# Exercise task
From the listing below, pull out all lines with "title" in them.

** Begin Exercise inputs **

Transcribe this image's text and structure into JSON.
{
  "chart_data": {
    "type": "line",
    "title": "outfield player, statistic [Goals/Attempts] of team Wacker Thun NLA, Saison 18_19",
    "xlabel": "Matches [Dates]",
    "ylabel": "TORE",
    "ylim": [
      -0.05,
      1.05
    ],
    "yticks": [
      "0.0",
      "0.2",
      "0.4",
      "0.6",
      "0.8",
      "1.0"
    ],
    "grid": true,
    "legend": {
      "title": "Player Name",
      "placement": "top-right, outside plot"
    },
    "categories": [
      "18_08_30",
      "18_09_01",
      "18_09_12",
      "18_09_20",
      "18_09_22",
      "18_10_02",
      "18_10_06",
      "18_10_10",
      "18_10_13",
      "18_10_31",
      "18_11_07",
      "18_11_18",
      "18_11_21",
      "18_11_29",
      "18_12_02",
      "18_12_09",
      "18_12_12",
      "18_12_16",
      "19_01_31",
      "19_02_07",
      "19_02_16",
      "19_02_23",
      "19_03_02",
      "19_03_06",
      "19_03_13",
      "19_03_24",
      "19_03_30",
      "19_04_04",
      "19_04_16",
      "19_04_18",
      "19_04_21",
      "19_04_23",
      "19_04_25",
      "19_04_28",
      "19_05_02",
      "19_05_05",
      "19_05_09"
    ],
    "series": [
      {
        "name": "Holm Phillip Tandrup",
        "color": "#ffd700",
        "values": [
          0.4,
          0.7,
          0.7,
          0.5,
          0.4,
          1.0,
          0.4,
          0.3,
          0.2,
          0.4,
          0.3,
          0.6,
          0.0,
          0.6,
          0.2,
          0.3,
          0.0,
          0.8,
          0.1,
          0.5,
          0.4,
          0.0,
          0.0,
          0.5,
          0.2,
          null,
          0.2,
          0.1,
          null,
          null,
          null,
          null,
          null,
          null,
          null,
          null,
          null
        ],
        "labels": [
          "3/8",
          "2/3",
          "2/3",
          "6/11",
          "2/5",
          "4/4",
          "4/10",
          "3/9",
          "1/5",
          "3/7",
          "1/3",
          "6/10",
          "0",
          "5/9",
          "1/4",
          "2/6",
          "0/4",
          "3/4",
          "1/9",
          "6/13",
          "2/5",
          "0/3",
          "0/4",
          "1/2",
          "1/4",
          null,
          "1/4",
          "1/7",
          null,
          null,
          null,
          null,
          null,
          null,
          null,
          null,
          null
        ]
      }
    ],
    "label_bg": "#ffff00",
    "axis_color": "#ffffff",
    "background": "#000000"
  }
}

** End Exercise inputs **

# The result
    "title": "outfield player, statistic [Goals/Attempts] of team Wacker Thun NLA, Saison 18_19",
      "title": "Player Name",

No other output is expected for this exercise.